_DOCUMENT PASSAGE_:

You need to run, say, 30 srun jobs, but ensure each of the jobs is run on a node from the particular list of nodes (that have the same performance, to fairly compare timings). How would you do it?
What I tried:
srun --nodelist=machineN[0-3] <some_cmd>
: runs <some_cmd>
on all the nodes simultaneously (what i need: to run <some_cmd>
on one of the available nodes from the list)
srun -p partition
seems to work, but needs a partition that contains exactly machineN[0-3], which is not always the case.
Ideas?
Partitions in Slurm can be considered as a resource abstraction. A partition configuration defines job limits or access controls for a group of nodes.
So in other words, a task cannot be split across multiple nodes. So using --cpus-per-task will ensure it gets allocated to the same node, while using --ntasks can and may allocate it to multiple nodes.

_TASKS FOR THIS EXERCISE_:
- A) List every command-line option (flag) that appears in the Slurm passage.
- B) In the Slurm passage, what does a partition configuration define?
- C) Continue the Slurm passage from its last sentence.

_SOURCE DATA_:

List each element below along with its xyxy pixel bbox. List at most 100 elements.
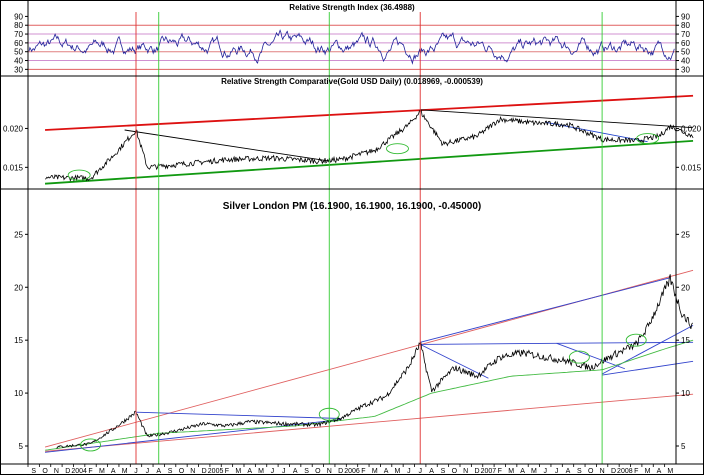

_ANSWER SET_:
- A)
--nodelist
-p
--cpus-per-task
--ntasks

- B) Job limits or access controls for a group of nodes.

- C)
Nodes possess resources such as processors, memory, swap, local disk, etc. and jobs consume these resources. The exclusive use default policy in Slurm can result in inefficient utilization of the cluster and of its nodes resources.
You can go the opposite direction and use the --exclude
option of sbatch
:
srun --exclude=machineN[4-XX] <some_cmd>
Then slurm will only consider nodes that are not listed in the excluded list. If the list is long and complicated, it can be saved in a file.
Another option is to check whether the Slurm configuration includes ''features'' with
sinfo --format "%20N %20f"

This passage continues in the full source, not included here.